#### [REQUIREMENT]
Can you restate the records below word for word?

#### [Dataset records]
━━━━━━━━━━━━━━━━━━━━
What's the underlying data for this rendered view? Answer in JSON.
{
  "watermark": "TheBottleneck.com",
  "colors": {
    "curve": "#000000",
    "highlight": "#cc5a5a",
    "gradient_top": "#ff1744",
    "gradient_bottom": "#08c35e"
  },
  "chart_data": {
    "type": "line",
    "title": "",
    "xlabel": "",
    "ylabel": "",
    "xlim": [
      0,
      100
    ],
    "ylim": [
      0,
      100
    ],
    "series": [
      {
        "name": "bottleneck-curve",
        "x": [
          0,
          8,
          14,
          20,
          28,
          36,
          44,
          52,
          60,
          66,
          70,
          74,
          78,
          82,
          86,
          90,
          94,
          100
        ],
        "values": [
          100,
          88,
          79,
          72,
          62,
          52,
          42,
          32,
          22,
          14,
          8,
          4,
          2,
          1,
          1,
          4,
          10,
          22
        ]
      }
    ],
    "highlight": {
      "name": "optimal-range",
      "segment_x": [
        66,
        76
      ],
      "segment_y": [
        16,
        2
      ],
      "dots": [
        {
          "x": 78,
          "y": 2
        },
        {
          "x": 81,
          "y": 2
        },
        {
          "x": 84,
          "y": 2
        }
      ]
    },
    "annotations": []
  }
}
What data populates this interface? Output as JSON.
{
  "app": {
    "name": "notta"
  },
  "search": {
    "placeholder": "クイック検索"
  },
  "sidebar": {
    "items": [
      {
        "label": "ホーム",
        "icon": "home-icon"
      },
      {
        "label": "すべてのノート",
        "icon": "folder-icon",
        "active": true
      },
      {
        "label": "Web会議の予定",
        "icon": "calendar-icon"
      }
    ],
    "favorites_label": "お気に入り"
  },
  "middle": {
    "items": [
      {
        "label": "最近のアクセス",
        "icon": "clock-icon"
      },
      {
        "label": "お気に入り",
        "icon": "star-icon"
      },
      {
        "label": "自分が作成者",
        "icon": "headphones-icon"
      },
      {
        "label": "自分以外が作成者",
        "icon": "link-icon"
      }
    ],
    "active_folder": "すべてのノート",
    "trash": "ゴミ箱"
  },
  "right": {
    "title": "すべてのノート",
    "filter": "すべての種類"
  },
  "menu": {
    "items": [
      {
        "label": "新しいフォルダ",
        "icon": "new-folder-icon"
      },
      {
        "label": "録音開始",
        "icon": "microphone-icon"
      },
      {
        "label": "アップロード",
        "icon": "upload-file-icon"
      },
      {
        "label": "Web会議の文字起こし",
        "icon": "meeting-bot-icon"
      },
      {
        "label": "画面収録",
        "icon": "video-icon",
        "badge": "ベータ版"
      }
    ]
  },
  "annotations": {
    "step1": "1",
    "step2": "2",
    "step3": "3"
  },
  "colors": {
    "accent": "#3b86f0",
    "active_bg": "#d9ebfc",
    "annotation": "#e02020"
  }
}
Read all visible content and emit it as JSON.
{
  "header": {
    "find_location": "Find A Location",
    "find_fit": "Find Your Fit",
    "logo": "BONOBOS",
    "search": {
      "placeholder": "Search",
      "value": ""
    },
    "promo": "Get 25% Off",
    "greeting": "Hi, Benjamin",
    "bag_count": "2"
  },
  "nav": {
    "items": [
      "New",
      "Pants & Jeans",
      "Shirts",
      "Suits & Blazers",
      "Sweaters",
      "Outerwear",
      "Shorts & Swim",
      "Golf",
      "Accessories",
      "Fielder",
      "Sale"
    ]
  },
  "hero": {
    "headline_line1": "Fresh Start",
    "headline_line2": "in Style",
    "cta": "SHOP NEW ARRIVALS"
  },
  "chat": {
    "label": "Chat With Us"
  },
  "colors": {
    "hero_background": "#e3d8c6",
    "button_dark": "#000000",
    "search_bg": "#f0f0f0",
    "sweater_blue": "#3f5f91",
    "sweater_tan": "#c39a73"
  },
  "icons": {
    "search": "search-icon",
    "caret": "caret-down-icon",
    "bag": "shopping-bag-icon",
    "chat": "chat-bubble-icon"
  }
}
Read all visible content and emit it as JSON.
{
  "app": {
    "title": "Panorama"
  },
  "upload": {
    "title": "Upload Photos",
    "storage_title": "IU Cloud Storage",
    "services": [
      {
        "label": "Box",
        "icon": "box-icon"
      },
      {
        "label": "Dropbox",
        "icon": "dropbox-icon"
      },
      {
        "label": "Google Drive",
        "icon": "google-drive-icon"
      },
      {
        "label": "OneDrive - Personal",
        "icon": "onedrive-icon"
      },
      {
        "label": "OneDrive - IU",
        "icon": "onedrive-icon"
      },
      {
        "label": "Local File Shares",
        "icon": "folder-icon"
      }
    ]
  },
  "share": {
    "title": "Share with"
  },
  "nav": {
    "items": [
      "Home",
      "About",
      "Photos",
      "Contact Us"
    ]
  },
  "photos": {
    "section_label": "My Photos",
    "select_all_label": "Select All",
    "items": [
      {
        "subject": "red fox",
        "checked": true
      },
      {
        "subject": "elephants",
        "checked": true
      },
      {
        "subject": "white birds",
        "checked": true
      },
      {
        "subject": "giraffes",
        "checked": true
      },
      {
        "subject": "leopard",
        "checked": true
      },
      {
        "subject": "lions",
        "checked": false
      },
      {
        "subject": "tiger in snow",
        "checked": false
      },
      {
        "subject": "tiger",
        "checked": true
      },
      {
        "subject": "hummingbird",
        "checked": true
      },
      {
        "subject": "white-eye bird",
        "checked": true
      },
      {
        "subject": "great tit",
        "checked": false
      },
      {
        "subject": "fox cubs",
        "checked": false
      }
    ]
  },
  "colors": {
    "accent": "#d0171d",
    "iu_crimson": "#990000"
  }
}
━━━━━━━━━━━━━━━━━━━━
#### [SOLUTION TO THE EXERCISE]
What's the underlying data for this rendered view? Answer in JSON.
{
  "watermark": "TheBottleneck.com",
  "colors": {
    "curve": "#000000",
    "highlight": "#cc5a5a",
    "gradient_top": "#ff1744",
    "gradient_bottom": "#08c35e"
  },
  "chart_data": {
    "type": "line",
    "title": "",
    "xlabel": "",
    "ylabel": "",
    "xlim": [
      0,
      100
    ],
    "ylim": [
      0,
      100
    ],
    "series": [
      {
        "name": "bottleneck-curve",
        "x": [
          0,
          8,
          14,
          20,
          28,
          36,
          44,
          52,
          60,
          66,
          70,
          74,
          78,
          82,
          86,
          90,
          94,
          100
        ],
        "values": [
          100,
          88,
          79,
          72,
          62,
          52,
          42,
          32,
          22,
          14,
          8,
          4,
          2,
          1,
          1,
          4,
          10,
          22
        ]
      }
    ],
    "highlight": {
      "name": "optimal-range",
      "segment_x": [
        66,
        76
      ],
      "segment_y": [
        16,
        2
      ],
      "dots": [
        {
          "x": 78,
          "y": 2
        },
        {
          "x": 81,
          "y": 2
        },
        {
          "x": 84,
          "y": 2
        }
      ]
    },
    "annotations": []
  }
}
What data populates this interface? Output as JSON.
{
  "app": {
    "name": "notta"
  },
  "search": {
    "placeholder": "クイック検索"
  },
  "sidebar": {
    "items": [
      {
        "label": "ホーム",
        "icon": "home-icon"
      },
      {
        "label": "すべてのノート",
        "icon": "folder-icon",
        "active": true
      },
      {
        "label": "Web会議の予定",
        "icon": "calendar-icon"
      }
    ],
    "favorites_label": "お気に入り"
  },
  "middle": {
    "items": [
      {
        "label": "最近のアクセス",
        "icon": "clock-icon"
      },
      {
        "label": "お気に入り",
        "icon": "star-icon"
      },
      {
        "label": "自分が作成者",
        "icon": "headphones-icon"
      },
      {
        "label": "自分以外が作成者",
        "icon": "link-icon"
      }
    ],
    "active_folder": "すべてのノート",
    "trash": "ゴミ箱"
  },
  "right": {
    "title": "すべてのノート",
    "filter": "すべての種類"
  },
  "menu": {
    "items": [
      {
        "label": "新しいフォルダ",
        "icon": "new-folder-icon"
      },
      {
        "label": "録音開始",
        "icon": "microphone-icon"
      },
      {
        "label": "アップロード",
        "icon": "upload-file-icon"
      },
      {
        "label": "Web会議の文字起こし",
        "icon": "meeting-bot-icon"
      },
      {
        "label": "画面収録",
        "icon": "video-icon",
        "badge": "ベータ版"
      }
    ]
  },
  "annotations": {
    "step1": "1",
    "step2": "2",
    "step3": "3"
  },
  "colors": {
    "accent": "#3b86f0",
    "active_bg": "#d9ebfc",
    "annotation": "#e02020"
  }
}
Read all visible content and emit it as JSON.
{
  "header": {
    "find_location": "Find A Location",
    "find_fit": "Find Your Fit",
    "logo": "BONOBOS",
    "search": {
      "placeholder": "Search",
      "value": ""
    },
    "promo": "Get 25% Off",
    "greeting": "Hi, Benjamin",
    "bag_count": "2"
  },
  "nav": {
    "items": [
      "New",
      "Pants & Jeans",
      "Shirts",
      "Suits & Blazers",
      "Sweaters",
      "Outerwear",
      "Shorts & Swim",
      "Golf",
      "Accessories",
      "Fielder",
      "Sale"
    ]
  },
  "hero": {
    "headline_line1": "Fresh Start",
    "headline_line2": "in Style",
    "cta": "SHOP NEW ARRIVALS"
  },
  "chat": {
    "label": "Chat With Us"
  },
  "colors": {
    "hero_background": "#e3d8c6",
    "button_dark": "#000000",
    "search_bg": "#f0f0f0",
    "sweater_blue": "#3f5f91",
    "sweater_tan": "#c39a73"
  },
  "icons": {
    "search": "search-icon",
    "caret": "caret-down-icon",
    "bag": "shopping-bag-icon",
    "chat": "chat-bubble-icon"
  }
}
Read all visible content and emit it as JSON.
{
  "app": {
    "title": "Panorama"
  },
  "upload": {
    "title": "Upload Photos",
    "storage_title": "IU Cloud Storage",
    "services": [
      {
        "label": "Box",
        "icon": "box-icon"
      },
      {
        "label": "Dropbox",
        "icon": "dropbox-icon"
      },
      {
        "label": "Google Drive",
        "icon": "google-drive-icon"
      },
      {
        "label": "OneDrive - Personal",
        "icon": "onedrive-icon"
      },
      {
        "label": "OneDrive - IU",
        "icon": "onedrive-icon"
      },
      {
        "label": "Local File Shares",
        "icon": "folder-icon"
      }
    ]
  },
  "share": {
    "title": "Share with"
  },
  "nav": {
    "items": [
      "Home",
      "About",
      "Photos",
      "Contact Us"
    ]
  },
  "photos": {
    "section_label": "My Photos",
    "select_all_label": "Select All",
    "items": [
      {
        "subject": "red fox",
        "checked": true
      },
      {
        "subject": "elephants",
        "checked": true
      },
      {
        "subject": "white birds",
        "checked": true
      },
      {
        "subject": "giraffes",
        "checked": true
      },
      {
        "subject": "leopard",
        "checked": true
      },
      {
        "subject": "lions",
        "checked": false
      },
      {
        "subject": "tiger in snow",
        "checked": false
      },
      {
        "subject": "tiger",
        "checked": true
      },
      {
        "subject": "hummingbird",
        "checked": true
      },
      {
        "subject": "white-eye bird",
        "checked": true
      },
      {
        "subject": "great tit",
        "checked": false
      },
      {
        "subject": "fox cubs",
        "checked": false
      }
    ]
  },
  "colors": {
    "accent": "#d0171d",
    "iu_crimson": "#990000"
  }
}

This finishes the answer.